------ Records provided ------
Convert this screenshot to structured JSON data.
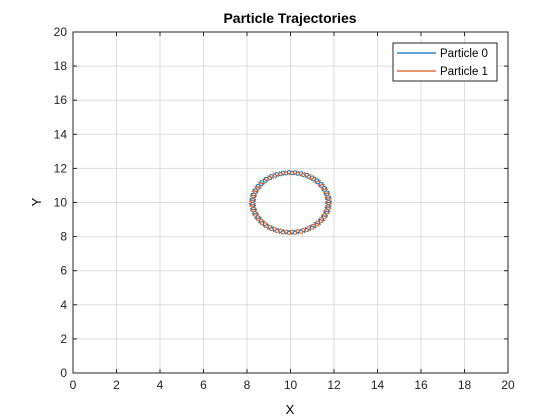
{
  "chart_data": {
    "type": "line",
    "title": "Particle Trajectories",
    "xlabel": "X",
    "ylabel": "Y",
    "xlim": [
      0,
      20
    ],
    "ylim": [
      0,
      20
    ],
    "xticks": [
      0,
      2,
      4,
      6,
      8,
      10,
      12,
      14,
      16,
      18,
      20
    ],
    "yticks": [
      0,
      2,
      4,
      6,
      8,
      10,
      12,
      14,
      16,
      18,
      20
    ],
    "grid": true,
    "legend_position": "top-right",
    "series": [
      {
        "name": "Particle 0",
        "color": "#0072bd",
        "center": [
          10,
          10
        ],
        "radius_x": 1.75,
        "radius_y": 1.75,
        "wobble_amplitude": 0.12,
        "wobble_cycles": 40,
        "phase": 0
      },
      {
        "name": "Particle 1",
        "color": "#d95319",
        "center": [
          10,
          10
        ],
        "radius_x": 1.75,
        "radius_y": 1.75,
        "wobble_amplitude": 0.12,
        "wobble_cycles": 40,
        "phase": 3.14159
      }
    ]
  }
}
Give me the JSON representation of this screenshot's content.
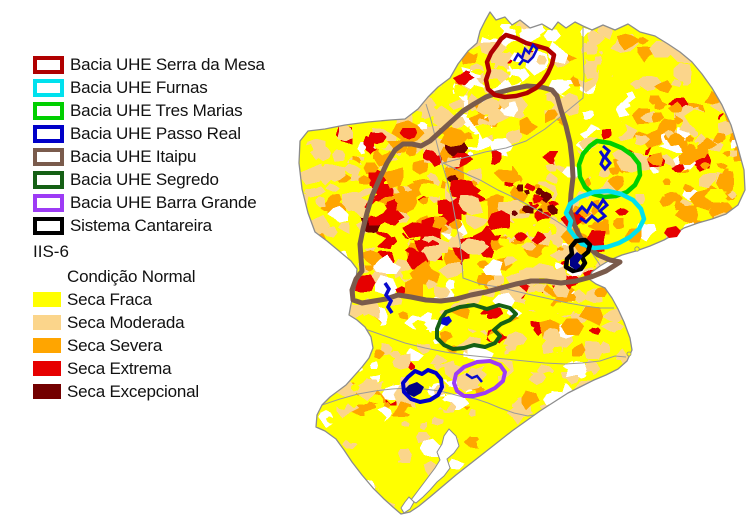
{
  "legend": {
    "basins": [
      {
        "label": "Bacia UHE Serra da Mesa",
        "color": "#B00000"
      },
      {
        "label": "Bacia UHE Furnas",
        "color": "#00E1EE"
      },
      {
        "label": "Bacia UHE Tres Marias",
        "color": "#00CF00"
      },
      {
        "label": "Bacia UHE Passo Real",
        "color": "#0000C8"
      },
      {
        "label": "Bacia UHE Itaipu",
        "color": "#7A5B4C"
      },
      {
        "label": "Bacia UHE Segredo",
        "color": "#156015"
      },
      {
        "label": "Bacia UHE Barra Grande",
        "color": "#9D3BF5"
      },
      {
        "label": "Sistema Cantareira",
        "color": "#000000"
      }
    ],
    "index": {
      "title": "IIS-6",
      "classes": [
        {
          "label": "Condição Normal",
          "color": "#FFFFFF"
        },
        {
          "label": "Seca Fraca",
          "color": "#FFFF00"
        },
        {
          "label": "Seca Moderada",
          "color": "#FBD58B"
        },
        {
          "label": "Seca Severa",
          "color": "#FFA500"
        },
        {
          "label": "Seca Extrema",
          "color": "#E60000"
        },
        {
          "label": "Seca Excepcional",
          "color": "#730000"
        }
      ]
    }
  },
  "map": {
    "state_border_color": "#9A9A9A",
    "outline_color": "#8C8C8C",
    "water_color": "#0A0ACD",
    "reservoir_dark": "#000085",
    "background": "#FFFFFF"
  }
}
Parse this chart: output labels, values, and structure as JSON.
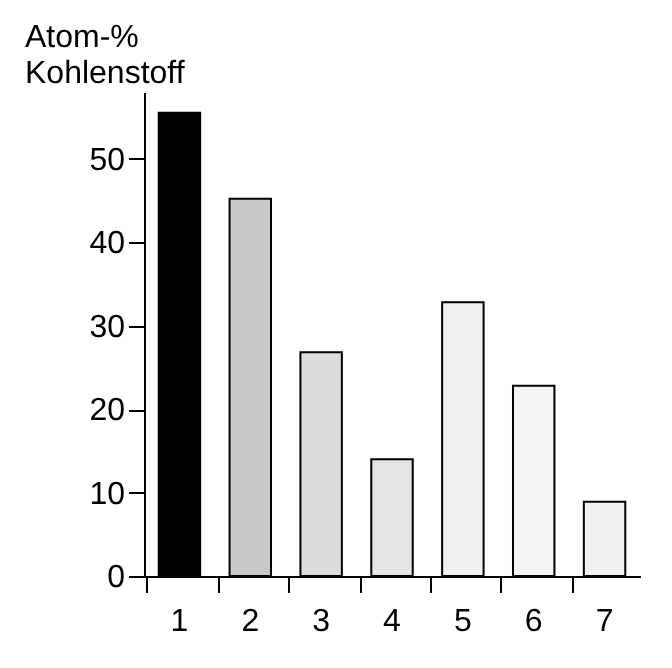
{
  "chart_data": {
    "type": "bar",
    "ylabel": "Atom-%\nKohlenstoff",
    "categories": [
      "1",
      "2",
      "3",
      "4",
      "5",
      "6",
      "7"
    ],
    "values": [
      55.5,
      45.2,
      26.8,
      14.0,
      32.8,
      22.8,
      8.9
    ],
    "colors": [
      "#000000",
      "#c8c8c8",
      "#dcdcdc",
      "#e4e4e4",
      "#f0f0f0",
      "#f4f4f4",
      "#f0f0f0"
    ],
    "ylim": [
      0,
      58
    ],
    "yticks": [
      0,
      10,
      20,
      30,
      40,
      50
    ],
    "grid": false
  }
}
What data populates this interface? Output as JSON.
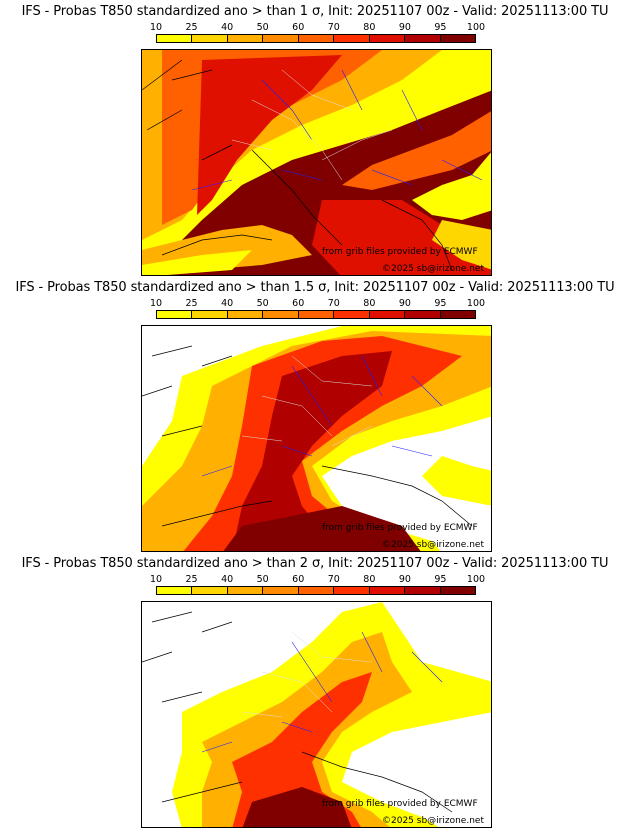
{
  "colorbar": {
    "labels": [
      "10",
      "25",
      "40",
      "50",
      "60",
      "70",
      "80",
      "90",
      "95",
      "100"
    ],
    "colors": [
      "#ffff00",
      "#ffd700",
      "#ffb000",
      "#ff8c00",
      "#ff6000",
      "#ff3000",
      "#e01000",
      "#b00000",
      "#800000"
    ]
  },
  "map_colors": {
    "land": "#ffffff",
    "sea": "#ffffff",
    "coast": "#000000",
    "rivers": "#2020ff",
    "borders": "#dddddd"
  },
  "panels": [
    {
      "title": "IFS - Probas T850  standardized ano > than 1 σ, Init: 20251107 00z - Valid: 20251113:00 TU",
      "credit_grib": "from grib files provided by ECMWF",
      "credit_site": "©2025 sb@irizone.net"
    },
    {
      "title": "IFS - Probas T850  standardized ano > than 1.5 σ, Init: 20251107 00z - Valid: 20251113:00 TU",
      "credit_grib": "from grib files provided by ECMWF",
      "credit_site": "©2025 sb@irizone.net"
    },
    {
      "title": "IFS - Probas T850  standardized ano > than 2 σ, Init: 20251107 00z - Valid: 20251113:00 TU",
      "credit_grib": "from grib files provided by ECMWF",
      "credit_site": "©2025 sb@irizone.net"
    }
  ]
}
------
List the lines of the records where "Probas" occurs.

- _Answer to the exercise_
      "title": "IFS - Probas T850  standardized ano > than 1 σ, Init: 20251107 00z - Valid: 20251113:00 TU",
      "title": "IFS - Probas T850  standardized ano > than 1.5 σ, Init: 20251107 00z - Valid: 20251113:00 TU",
      "title": "IFS - Probas T850  standardized ano > than 2 σ, Init: 20251107 00z - Valid: 20251113:00 TU",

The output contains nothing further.